_THE REQUEST_: What follows is a block of records; reproduce all of it verbatim.

_Data records_:
┄┄┄┄┄┄┄┄┄┄┄┄┄┄┄┄┄┄┄┄
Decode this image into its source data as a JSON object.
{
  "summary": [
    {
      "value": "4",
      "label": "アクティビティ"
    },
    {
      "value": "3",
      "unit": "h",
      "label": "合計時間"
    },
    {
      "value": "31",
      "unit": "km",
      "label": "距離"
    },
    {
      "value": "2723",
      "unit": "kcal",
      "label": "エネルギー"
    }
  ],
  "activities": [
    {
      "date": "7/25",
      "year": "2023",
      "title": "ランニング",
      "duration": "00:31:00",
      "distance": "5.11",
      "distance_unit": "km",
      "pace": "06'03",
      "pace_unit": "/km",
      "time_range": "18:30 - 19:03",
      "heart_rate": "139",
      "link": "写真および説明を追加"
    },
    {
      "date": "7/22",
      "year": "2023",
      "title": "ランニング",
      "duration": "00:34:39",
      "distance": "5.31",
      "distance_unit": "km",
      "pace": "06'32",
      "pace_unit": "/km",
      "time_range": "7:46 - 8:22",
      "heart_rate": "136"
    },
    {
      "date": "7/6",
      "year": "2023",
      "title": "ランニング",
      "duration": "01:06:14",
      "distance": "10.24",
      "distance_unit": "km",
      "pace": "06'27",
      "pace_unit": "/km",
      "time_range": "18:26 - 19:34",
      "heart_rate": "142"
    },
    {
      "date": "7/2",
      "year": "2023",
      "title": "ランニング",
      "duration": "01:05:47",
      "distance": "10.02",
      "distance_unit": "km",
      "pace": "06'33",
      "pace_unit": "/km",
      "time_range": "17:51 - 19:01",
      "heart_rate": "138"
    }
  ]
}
┄┄┄┄┄┄┄┄┄┄┄┄┄┄┄┄┄┄┄┄
_SOLUTION FOR THIS EXERCISE_:
Decode this image into its source data as a JSON object.
{
  "summary": [
    {
      "value": "4",
      "label": "アクティビティ"
    },
    {
      "value": "3",
      "unit": "h",
      "label": "合計時間"
    },
    {
      "value": "31",
      "unit": "km",
      "label": "距離"
    },
    {
      "value": "2723",
      "unit": "kcal",
      "label": "エネルギー"
    }
  ],
  "activities": [
    {
      "date": "7/25",
      "year": "2023",
      "title": "ランニング",
      "duration": "00:31:00",
      "distance": "5.11",
      "distance_unit": "km",
      "pace": "06'03",
      "pace_unit": "/km",
      "time_range": "18:30 - 19:03",
      "heart_rate": "139",
      "link": "写真および説明を追加"
    },
    {
      "date": "7/22",
      "year": "2023",
      "title": "ランニング",
      "duration": "00:34:39",
      "distance": "5.31",
      "distance_unit": "km",
      "pace": "06'32",
      "pace_unit": "/km",
      "time_range": "7:46 - 8:22",
      "heart_rate": "136"
    },
    {
      "date": "7/6",
      "year": "2023",
      "title": "ランニング",
      "duration": "01:06:14",
      "distance": "10.24",
      "distance_unit": "km",
      "pace": "06'27",
      "pace_unit": "/km",
      "time_range": "18:26 - 19:34",
      "heart_rate": "142"
    },
    {
      "date": "7/2",
      "year": "2023",
      "title": "ランニング",
      "duration": "01:05:47",
      "distance": "10.02",
      "distance_unit": "km",
      "pace": "06'33",
      "pace_unit": "/km",
      "time_range": "17:51 - 19:01",
      "heart_rate": "138"
    }
  ]
}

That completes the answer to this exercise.